- The exercise
Filter the listing below, copying every line in which the word "Données" appears.

- Data rows
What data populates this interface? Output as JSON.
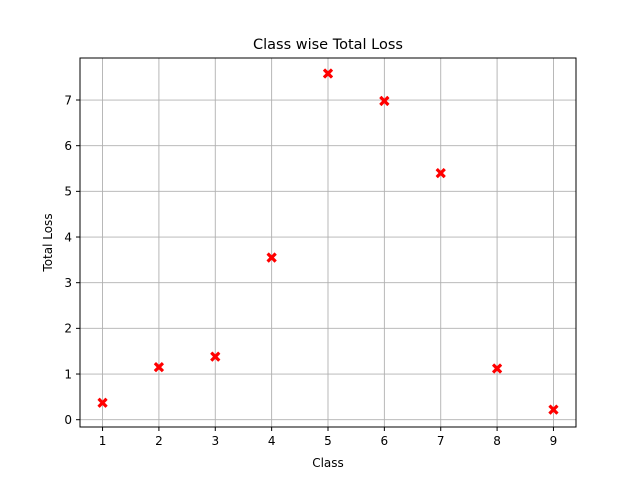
{
  "chart_data": {
    "type": "scatter",
    "title": "Class wise Total Loss",
    "xlabel": "Class",
    "ylabel": "Total Loss",
    "x": [
      1,
      2,
      3,
      4,
      5,
      6,
      7,
      8,
      9
    ],
    "y": [
      0.37,
      1.15,
      1.38,
      3.55,
      7.58,
      6.98,
      5.4,
      1.12,
      0.22
    ],
    "xlim": [
      0.6,
      9.4
    ],
    "ylim": [
      -0.16,
      7.92
    ],
    "xticks": [
      1,
      2,
      3,
      4,
      5,
      6,
      7,
      8,
      9
    ],
    "yticks": [
      0,
      1,
      2,
      3,
      4,
      5,
      6,
      7
    ],
    "grid": true,
    "marker": "X",
    "marker_color": "#ff0000"
  }
}
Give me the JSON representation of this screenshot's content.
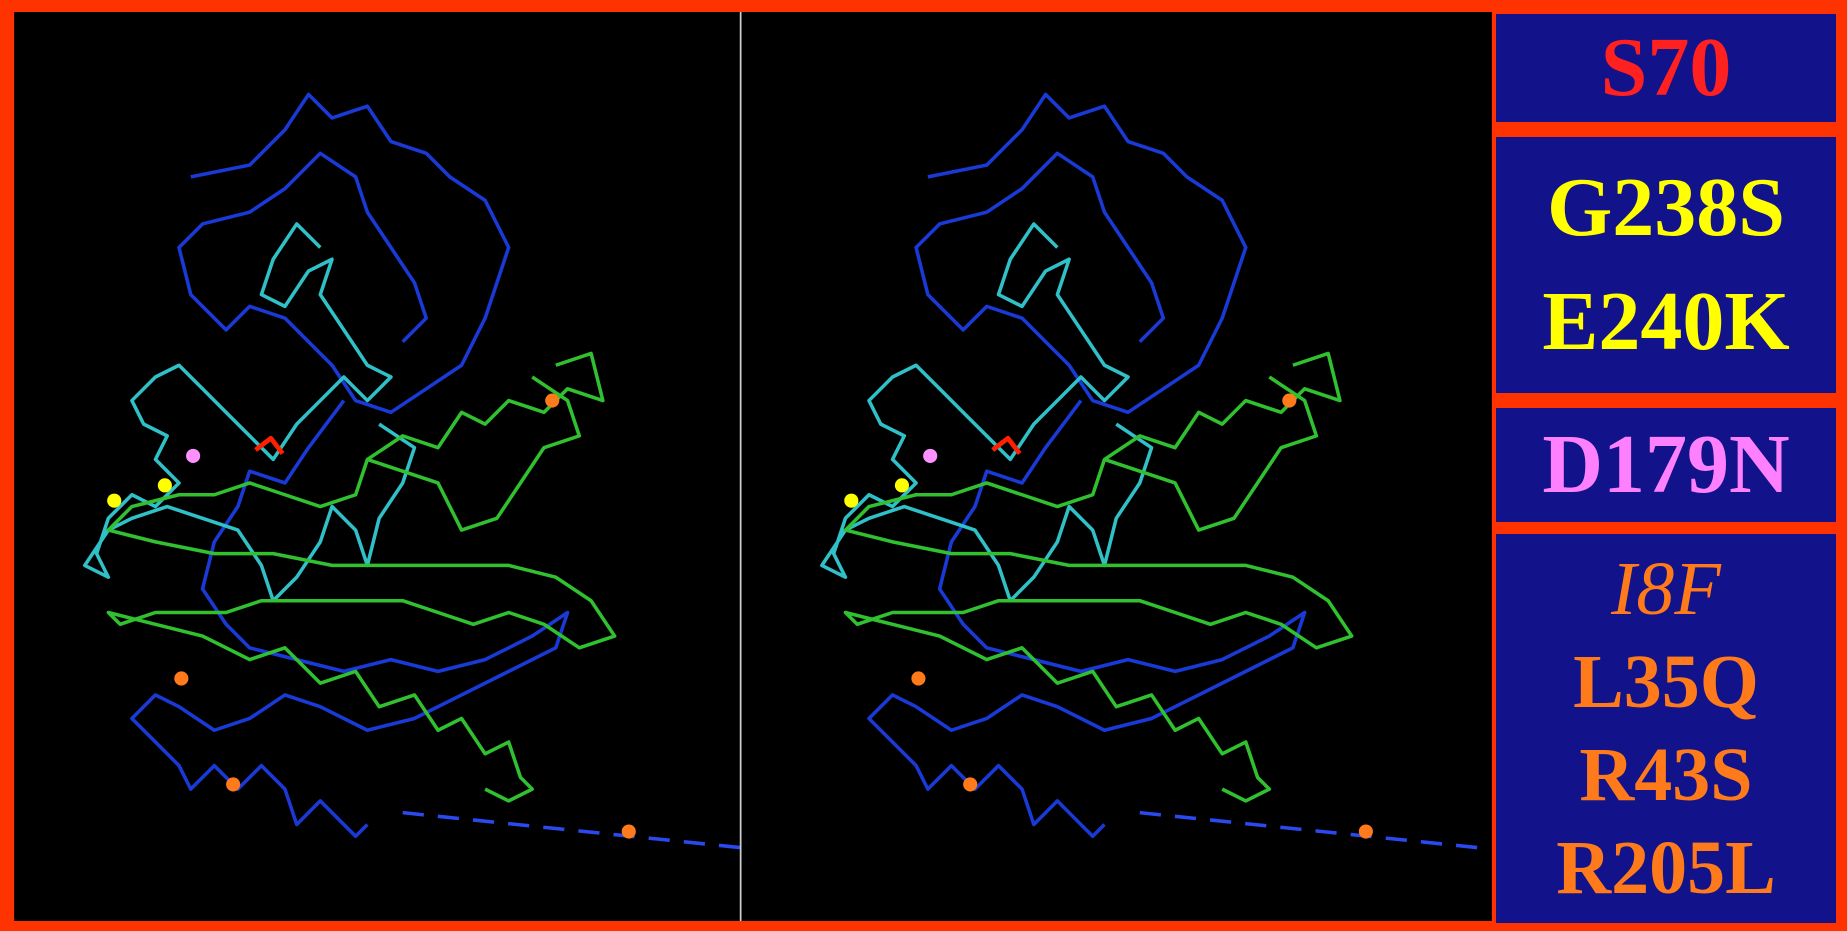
{
  "labels": {
    "groups": [
      [
        "S70"
      ],
      [
        "G238S",
        "E240K"
      ],
      [
        "D179N"
      ],
      [
        "I8F",
        "L35Q",
        "R43S",
        "R205L"
      ]
    ]
  }
}
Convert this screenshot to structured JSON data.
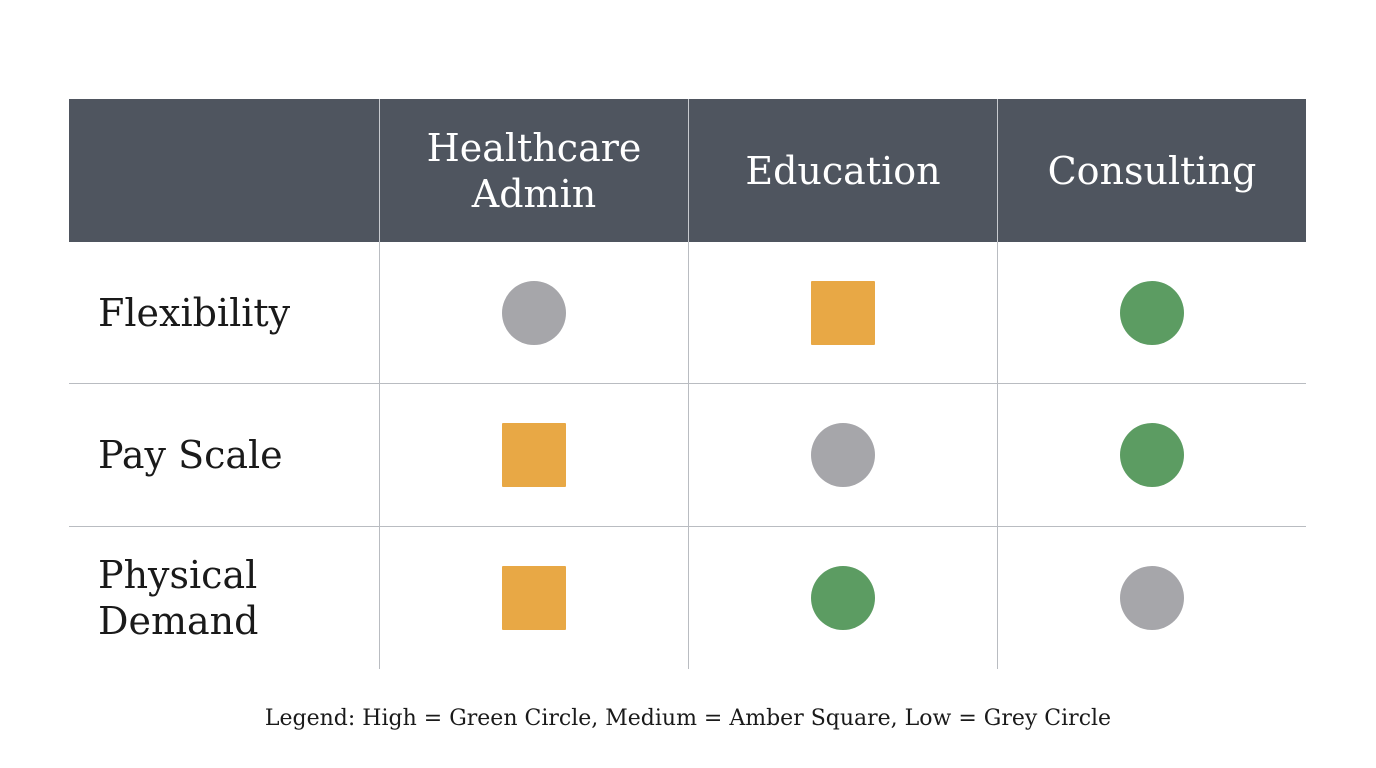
{
  "table": {
    "columns": [
      "",
      "Healthcare\nAdmin",
      "Education",
      "Consulting"
    ],
    "rows": [
      {
        "label": "Flexibility",
        "cells": [
          {
            "level": "Low",
            "shape": "circle",
            "color": "#a6a6aa"
          },
          {
            "level": "Medium",
            "shape": "square",
            "color": "#e8a845"
          },
          {
            "level": "High",
            "shape": "circle",
            "color": "#5c9c62"
          }
        ]
      },
      {
        "label": "Pay Scale",
        "cells": [
          {
            "level": "Medium",
            "shape": "square",
            "color": "#e8a845"
          },
          {
            "level": "Low",
            "shape": "circle",
            "color": "#a6a6aa"
          },
          {
            "level": "High",
            "shape": "circle",
            "color": "#5c9c62"
          }
        ]
      },
      {
        "label": "Physical\nDemand",
        "cells": [
          {
            "level": "Medium",
            "shape": "square",
            "color": "#e8a845"
          },
          {
            "level": "High",
            "shape": "circle",
            "color": "#5c9c62"
          },
          {
            "level": "Low",
            "shape": "circle",
            "color": "#a6a6aa"
          }
        ]
      }
    ]
  },
  "legend": "Legend: High = Green Circle, Medium = Amber Square, Low = Grey Circle",
  "colors": {
    "header_bg": "#4f555f",
    "high": "#5c9c62",
    "medium": "#e8a845",
    "low": "#a6a6aa"
  }
}
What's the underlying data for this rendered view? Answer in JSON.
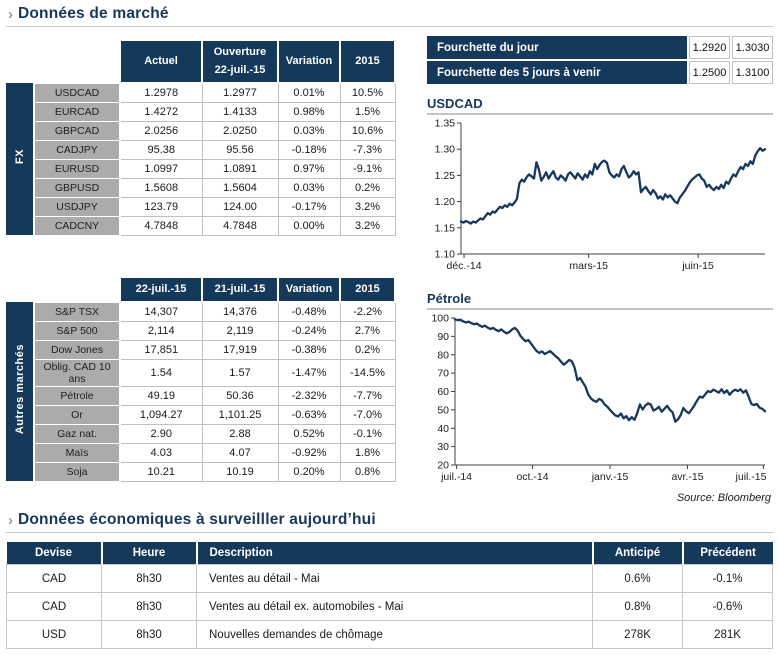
{
  "colors": {
    "navy": "#14395B",
    "title_navy": "#17375E",
    "green": "#4BA578",
    "red": "#F05F5F",
    "gray_label": "#ABABAB",
    "line": "#17375E"
  },
  "section1": {
    "chevron": "›",
    "title": "Données de marché"
  },
  "fx_table": {
    "band_label": "FX",
    "headers": {
      "actual": "Actuel",
      "open1": "Ouverture",
      "open2": "22-juil.-15",
      "variation": "Variation",
      "ytd": "2015"
    },
    "rows": [
      {
        "label": "USDCAD",
        "actual": "1.2978",
        "open": "1.2977",
        "variation": "0.01%",
        "variation_color": "green",
        "ytd": "10.5%",
        "ytd_color": "green"
      },
      {
        "label": "EURCAD",
        "actual": "1.4272",
        "open": "1.4133",
        "variation": "0.98%",
        "variation_color": "green",
        "ytd": "1.5%",
        "ytd_color": "green"
      },
      {
        "label": "GBPCAD",
        "actual": "2.0256",
        "open": "2.0250",
        "variation": "0.03%",
        "variation_color": "green",
        "ytd": "10.6%",
        "ytd_color": "green"
      },
      {
        "label": "CADJPY",
        "actual": "95.38",
        "open": "95.56",
        "variation": "-0.18%",
        "variation_color": "red",
        "ytd": "-7.3%",
        "ytd_color": "red"
      },
      {
        "label": "EURUSD",
        "actual": "1.0997",
        "open": "1.0891",
        "variation": "0.97%",
        "variation_color": "green",
        "ytd": "-9.1%",
        "ytd_color": "red"
      },
      {
        "label": "GBPUSD",
        "actual": "1.5608",
        "open": "1.5604",
        "variation": "0.03%",
        "variation_color": "green",
        "ytd": "0.2%",
        "ytd_color": "green"
      },
      {
        "label": "USDJPY",
        "actual": "123.79",
        "open": "124.00",
        "variation": "-0.17%",
        "variation_color": "red",
        "ytd": "3.2%",
        "ytd_color": "green"
      },
      {
        "label": "CADCNY",
        "actual": "4.7848",
        "open": "4.7848",
        "variation": "0.00%",
        "variation_color": "dark",
        "ytd": "3.2%",
        "ytd_color": "green"
      }
    ]
  },
  "markets_table": {
    "band_label": "Autres marchés",
    "headers": [
      "22-juil.-15",
      "21-juil.-15",
      "Variation",
      "2015"
    ],
    "rows": [
      {
        "label": "S&P TSX",
        "v1": "14,307",
        "v2": "14,376",
        "variation": "-0.48%",
        "variation_color": "red",
        "ytd": "-2.2%",
        "ytd_color": "red"
      },
      {
        "label": "S&P 500",
        "v1": "2,114",
        "v2": "2,119",
        "variation": "-0.24%",
        "variation_color": "red",
        "ytd": "2.7%",
        "ytd_color": "green"
      },
      {
        "label": "Dow Jones",
        "v1": "17,851",
        "v2": "17,919",
        "variation": "-0.38%",
        "variation_color": "red",
        "ytd": "0.2%",
        "ytd_color": "green"
      },
      {
        "label": "Oblig. CAD 10 ans",
        "v1": "1.54",
        "v2": "1.57",
        "variation": "-1.47%",
        "variation_color": "red",
        "ytd": "-14.5%",
        "ytd_color": "red"
      },
      {
        "label": "Pétrole",
        "v1": "49.19",
        "v2": "50.36",
        "variation": "-2.32%",
        "variation_color": "red",
        "ytd": "-7.7%",
        "ytd_color": "red"
      },
      {
        "label": "Or",
        "v1": "1,094.27",
        "v2": "1,101.25",
        "variation": "-0.63%",
        "variation_color": "red",
        "ytd": "-7.0%",
        "ytd_color": "red"
      },
      {
        "label": "Gaz nat.",
        "v1": "2.90",
        "v2": "2.88",
        "variation": "0.52%",
        "variation_color": "green",
        "ytd": "-0.1%",
        "ytd_color": "red"
      },
      {
        "label": "Maïs",
        "v1": "4.03",
        "v2": "4.07",
        "variation": "-0.92%",
        "variation_color": "red",
        "ytd": "1.8%",
        "ytd_color": "green"
      },
      {
        "label": "Soja",
        "v1": "10.21",
        "v2": "10.19",
        "variation": "0.20%",
        "variation_color": "green",
        "ytd": "0.8%",
        "ytd_color": "green"
      }
    ]
  },
  "fourchette": {
    "rows": [
      {
        "label": "Fourchette du jour",
        "low": "1.2920",
        "high": "1.3030"
      },
      {
        "label": "Fourchette des 5 jours à venir",
        "low": "1.2500",
        "high": "1.3100"
      }
    ]
  },
  "source": "Source: Bloomberg",
  "section2": {
    "chevron": "›",
    "title": "Données économiques à surveilller aujourd’hui"
  },
  "econ_table": {
    "headers": [
      "Devise",
      "Heure",
      "Description",
      "Anticipé",
      "Précédent"
    ],
    "rows": [
      [
        "CAD",
        "8h30",
        "Ventes au détail - Mai",
        "0.6%",
        "-0.1%"
      ],
      [
        "CAD",
        "8h30",
        "Ventes au détail ex. automobiles - Mai",
        "0.8%",
        "-0.6%"
      ],
      [
        "USD",
        "8h30",
        "Nouvelles demandes de chômage",
        "278K",
        "281K"
      ]
    ]
  },
  "chart_data": [
    {
      "type": "line",
      "title": "USDCAD",
      "line_color": "#17375E",
      "ylim": [
        1.1,
        1.35
      ],
      "yticks": [
        1.1,
        1.15,
        1.2,
        1.25,
        1.3,
        1.35
      ],
      "y_decimals": 2,
      "x_ticks": [
        {
          "pos": 0.01,
          "label": "déc.-14"
        },
        {
          "pos": 0.42,
          "label": "mars-15"
        },
        {
          "pos": 0.78,
          "label": "juin-15"
        }
      ],
      "values": [
        1.162,
        1.16,
        1.163,
        1.161,
        1.158,
        1.162,
        1.16,
        1.164,
        1.168,
        1.166,
        1.172,
        1.178,
        1.175,
        1.181,
        1.179,
        1.185,
        1.19,
        1.188,
        1.193,
        1.19,
        1.196,
        1.193,
        1.198,
        1.205,
        1.235,
        1.242,
        1.238,
        1.247,
        1.252,
        1.248,
        1.244,
        1.275,
        1.262,
        1.24,
        1.247,
        1.256,
        1.244,
        1.252,
        1.258,
        1.246,
        1.242,
        1.25,
        1.246,
        1.24,
        1.252,
        1.256,
        1.25,
        1.244,
        1.254,
        1.248,
        1.242,
        1.252,
        1.246,
        1.258,
        1.252,
        1.272,
        1.262,
        1.27,
        1.276,
        1.278,
        1.274,
        1.256,
        1.25,
        1.246,
        1.252,
        1.248,
        1.262,
        1.268,
        1.256,
        1.246,
        1.25,
        1.258,
        1.252,
        1.256,
        1.218,
        1.224,
        1.228,
        1.22,
        1.214,
        1.222,
        1.216,
        1.206,
        1.21,
        1.204,
        1.214,
        1.208,
        1.212,
        1.206,
        1.2,
        1.197,
        1.208,
        1.214,
        1.22,
        1.228,
        1.236,
        1.242,
        1.246,
        1.25,
        1.252,
        1.244,
        1.24,
        1.228,
        1.232,
        1.226,
        1.222,
        1.228,
        1.224,
        1.232,
        1.226,
        1.238,
        1.234,
        1.244,
        1.252,
        1.248,
        1.258,
        1.266,
        1.262,
        1.272,
        1.268,
        1.277,
        1.272,
        1.288,
        1.296,
        1.302,
        1.297,
        1.3
      ]
    },
    {
      "type": "line",
      "title": "Pétrole",
      "line_color": "#17375E",
      "ylim": [
        20,
        100
      ],
      "yticks": [
        20,
        30,
        40,
        50,
        60,
        70,
        80,
        90,
        100
      ],
      "y_decimals": 0,
      "x_ticks": [
        {
          "pos": 0.005,
          "label": "juil.-14"
        },
        {
          "pos": 0.25,
          "label": "oct.-14"
        },
        {
          "pos": 0.5,
          "label": "janv.-15"
        },
        {
          "pos": 0.75,
          "label": "avr.-15"
        },
        {
          "pos": 0.995,
          "label": "juil.-15"
        }
      ],
      "values": [
        99.3,
        98.8,
        99.0,
        98.2,
        97.6,
        98.0,
        97.2,
        96.6,
        97.0,
        96.0,
        95.2,
        95.8,
        94.8,
        94.0,
        94.6,
        93.6,
        92.8,
        93.8,
        92.6,
        91.6,
        92.4,
        93.8,
        94.6,
        93.2,
        90.4,
        88.6,
        87.4,
        88.0,
        86.0,
        84.0,
        82.0,
        81.0,
        81.8,
        80.4,
        81.2,
        82.0,
        80.6,
        79.2,
        78.0,
        76.2,
        74.6,
        75.8,
        77.2,
        76.4,
        73.0,
        66.2,
        67.4,
        65.0,
        62.6,
        58.4,
        56.2,
        55.0,
        54.4,
        56.0,
        55.2,
        53.0,
        51.8,
        50.0,
        48.4,
        47.0,
        46.4,
        48.0,
        45.4,
        46.6,
        44.4,
        46.0,
        44.6,
        48.2,
        53.0,
        50.2,
        52.4,
        53.6,
        52.8,
        49.6,
        50.4,
        51.6,
        49.0,
        50.6,
        52.2,
        50.0,
        48.8,
        43.6,
        44.8,
        47.2,
        51.0,
        49.2,
        48.2,
        50.2,
        52.4,
        55.0,
        57.2,
        56.6,
        58.4,
        60.2,
        59.6,
        61.0,
        60.2,
        59.4,
        61.2,
        59.2,
        60.6,
        58.2,
        60.0,
        61.0,
        60.2,
        61.2,
        59.4,
        60.6,
        57.0,
        53.2,
        52.6,
        53.2,
        51.2,
        50.6,
        49.2
      ]
    }
  ]
}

- Correct answer
    "title": "Données de marché"
    "title": "Données économiques à surveilller aujourd’hui"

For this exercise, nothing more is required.